▸ INFORMATION SUPPLIED
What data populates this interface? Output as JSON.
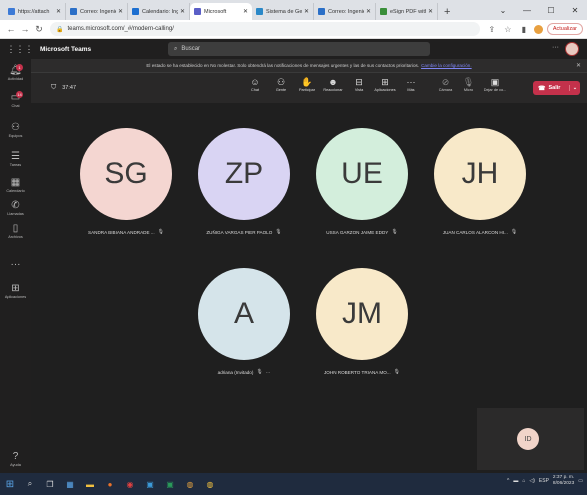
{
  "browser": {
    "tabs": [
      {
        "label": "https://attach",
        "color": "#3c7ad6"
      },
      {
        "label": "Correo: Ingenie",
        "color": "#2b6fc7"
      },
      {
        "label": "Calendario: Ing",
        "color": "#1d6fd0"
      },
      {
        "label": "Microsoft",
        "color": "#5b5fc7",
        "active": true
      },
      {
        "label": "Sistema de Ge",
        "color": "#2a88c8"
      },
      {
        "label": "Correo: Ingenie",
        "color": "#2b6fc7"
      },
      {
        "label": "eSign PDF with",
        "color": "#3a8f3a"
      }
    ],
    "url": "teams.microsoft.com/_#/modern-calling/",
    "update_label": "Actualizar"
  },
  "teams": {
    "brand": "Microsoft Teams",
    "search_placeholder": "Buscar",
    "rail": [
      {
        "label": "Actividad",
        "icon": "bell-icon",
        "badge": "1"
      },
      {
        "label": "Chat",
        "icon": "chat-icon",
        "badge": "14"
      },
      {
        "label": "Equipos",
        "icon": "teams-icon"
      },
      {
        "label": "Tareas",
        "icon": "tasks-icon"
      },
      {
        "label": "Calendario",
        "icon": "calendar-icon"
      },
      {
        "label": "Llamadas",
        "icon": "phone-icon"
      },
      {
        "label": "Archivos",
        "icon": "file-icon"
      },
      {
        "label": "...",
        "icon": "more-icon"
      },
      {
        "label": "Aplicaciones",
        "icon": "apps-icon"
      },
      {
        "label": "Ayuda",
        "icon": "help-icon"
      }
    ],
    "notification": {
      "text": "El estado se ha establecido en No molestar. Solo obtendrá las notificaciones de mensajes urgentes y las de sus contactos prioritarios.",
      "link": "Cambie la configuración."
    },
    "meeting": {
      "timer": "37:47",
      "buttons": [
        "Chat",
        "Gente",
        "Participar",
        "Reaccionar",
        "Vista",
        "Aplicaciones",
        "Más"
      ],
      "buttons2": [
        "Cámara",
        "Micro",
        "Dejar de co..."
      ],
      "leave_label": "Salir"
    },
    "participants": [
      {
        "initials": "SG",
        "name": "SANDRA BIBIANA ANDRADE ...",
        "color": "#f4d6d1"
      },
      {
        "initials": "ZP",
        "name": "ZUÑIGA VARGAS PIER PAOLO",
        "color": "#d9d4f3"
      },
      {
        "initials": "UE",
        "name": "USSA GARZON JAIME EDDY",
        "color": "#d3eedc"
      },
      {
        "initials": "JH",
        "name": "JUAN CARLOS ALARCON HI...",
        "color": "#f8e9c9"
      },
      {
        "initials": "A",
        "name": "adriana (Invitado)",
        "color": "#d5e4ea"
      },
      {
        "initials": "JM",
        "name": "JOHN ROBERTO TRIANA MO...",
        "color": "#f8e9c9"
      }
    ],
    "self_initials": "ID"
  },
  "taskbar": {
    "lang": "ESP",
    "time": "2:37 p. m.",
    "date": "8/06/2023"
  }
}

▸ WRITTEN REQUEST
The listing above needs to be output again exactly. Don't include the pictures.

▸ REPLY
What data populates this interface? Output as JSON.
{
  "browser": {
    "tabs": [
      {
        "label": "https://attach",
        "color": "#3c7ad6"
      },
      {
        "label": "Correo: Ingenie",
        "color": "#2b6fc7"
      },
      {
        "label": "Calendario: Ing",
        "color": "#1d6fd0"
      },
      {
        "label": "Microsoft",
        "color": "#5b5fc7",
        "active": true
      },
      {
        "label": "Sistema de Ge",
        "color": "#2a88c8"
      },
      {
        "label": "Correo: Ingenie",
        "color": "#2b6fc7"
      },
      {
        "label": "eSign PDF with",
        "color": "#3a8f3a"
      }
    ],
    "url": "teams.microsoft.com/_#/modern-calling/",
    "update_label": "Actualizar"
  },
  "teams": {
    "brand": "Microsoft Teams",
    "search_placeholder": "Buscar",
    "rail": [
      {
        "label": "Actividad",
        "icon": "bell-icon",
        "badge": "1"
      },
      {
        "label": "Chat",
        "icon": "chat-icon",
        "badge": "14"
      },
      {
        "label": "Equipos",
        "icon": "teams-icon"
      },
      {
        "label": "Tareas",
        "icon": "tasks-icon"
      },
      {
        "label": "Calendario",
        "icon": "calendar-icon"
      },
      {
        "label": "Llamadas",
        "icon": "phone-icon"
      },
      {
        "label": "Archivos",
        "icon": "file-icon"
      },
      {
        "label": "...",
        "icon": "more-icon"
      },
      {
        "label": "Aplicaciones",
        "icon": "apps-icon"
      },
      {
        "label": "Ayuda",
        "icon": "help-icon"
      }
    ],
    "notification": {
      "text": "El estado se ha establecido en No molestar. Solo obtendrá las notificaciones de mensajes urgentes y las de sus contactos prioritarios.",
      "link": "Cambie la configuración."
    },
    "meeting": {
      "timer": "37:47",
      "buttons": [
        "Chat",
        "Gente",
        "Participar",
        "Reaccionar",
        "Vista",
        "Aplicaciones",
        "Más"
      ],
      "buttons2": [
        "Cámara",
        "Micro",
        "Dejar de co..."
      ],
      "leave_label": "Salir"
    },
    "participants": [
      {
        "initials": "SG",
        "name": "SANDRA BIBIANA ANDRADE ...",
        "color": "#f4d6d1"
      },
      {
        "initials": "ZP",
        "name": "ZUÑIGA VARGAS PIER PAOLO",
        "color": "#d9d4f3"
      },
      {
        "initials": "UE",
        "name": "USSA GARZON JAIME EDDY",
        "color": "#d3eedc"
      },
      {
        "initials": "JH",
        "name": "JUAN CARLOS ALARCON HI...",
        "color": "#f8e9c9"
      },
      {
        "initials": "A",
        "name": "adriana (Invitado)",
        "color": "#d5e4ea"
      },
      {
        "initials": "JM",
        "name": "JOHN ROBERTO TRIANA MO...",
        "color": "#f8e9c9"
      }
    ],
    "self_initials": "ID"
  },
  "taskbar": {
    "lang": "ESP",
    "time": "2:37 p. m.",
    "date": "8/06/2023"
  }
}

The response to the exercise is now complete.